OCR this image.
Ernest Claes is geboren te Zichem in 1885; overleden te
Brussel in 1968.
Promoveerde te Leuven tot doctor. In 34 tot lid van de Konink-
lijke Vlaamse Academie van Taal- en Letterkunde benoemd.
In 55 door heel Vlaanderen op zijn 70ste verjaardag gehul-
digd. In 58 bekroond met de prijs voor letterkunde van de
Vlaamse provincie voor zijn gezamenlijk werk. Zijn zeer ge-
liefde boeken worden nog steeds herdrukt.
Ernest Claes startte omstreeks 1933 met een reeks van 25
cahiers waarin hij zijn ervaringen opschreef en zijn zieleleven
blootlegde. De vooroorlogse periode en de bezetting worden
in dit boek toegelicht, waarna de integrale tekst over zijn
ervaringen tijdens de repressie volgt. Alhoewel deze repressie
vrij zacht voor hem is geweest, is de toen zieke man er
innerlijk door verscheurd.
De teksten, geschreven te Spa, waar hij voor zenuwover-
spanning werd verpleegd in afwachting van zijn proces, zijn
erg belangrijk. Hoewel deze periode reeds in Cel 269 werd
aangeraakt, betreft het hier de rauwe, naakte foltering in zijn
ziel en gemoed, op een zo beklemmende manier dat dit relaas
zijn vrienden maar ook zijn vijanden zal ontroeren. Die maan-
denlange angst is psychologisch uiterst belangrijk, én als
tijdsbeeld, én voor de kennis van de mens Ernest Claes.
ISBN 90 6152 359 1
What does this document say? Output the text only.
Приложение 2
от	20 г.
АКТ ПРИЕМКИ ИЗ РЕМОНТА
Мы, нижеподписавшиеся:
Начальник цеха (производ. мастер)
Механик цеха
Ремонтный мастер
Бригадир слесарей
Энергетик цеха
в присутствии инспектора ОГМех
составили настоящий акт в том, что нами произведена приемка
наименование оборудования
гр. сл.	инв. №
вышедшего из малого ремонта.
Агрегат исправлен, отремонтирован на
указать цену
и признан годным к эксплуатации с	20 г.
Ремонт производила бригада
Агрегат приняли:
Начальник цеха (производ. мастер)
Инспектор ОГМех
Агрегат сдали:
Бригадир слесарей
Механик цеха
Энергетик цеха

------------------------------

*Instruction*
Return the lines above, from the one containing "What does this" to the end, exactly as they stand.

*Reply*
What does this document say? Output the text only.
Приложение 2
от	20 г.
АКТ ПРИЕМКИ ИЗ РЕМОНТА
Мы, нижеподписавшиеся:
Начальник цеха (производ. мастер)
Механик цеха
Ремонтный мастер
Бригадир слесарей
Энергетик цеха
в присутствии инспектора ОГМех
составили настоящий акт в том, что нами произведена приемка
наименование оборудования
гр. сл.	инв. №
вышедшего из малого ремонта.
Агрегат исправлен, отремонтирован на
указать цену
и признан годным к эксплуатации с	20 г.
Ремонт производила бригада
Агрегат приняли:
Начальник цеха (производ. мастер)
Инспектор ОГМех
Агрегат сдали:
Бригадир слесарей
Механик цеха
Энергетик цеха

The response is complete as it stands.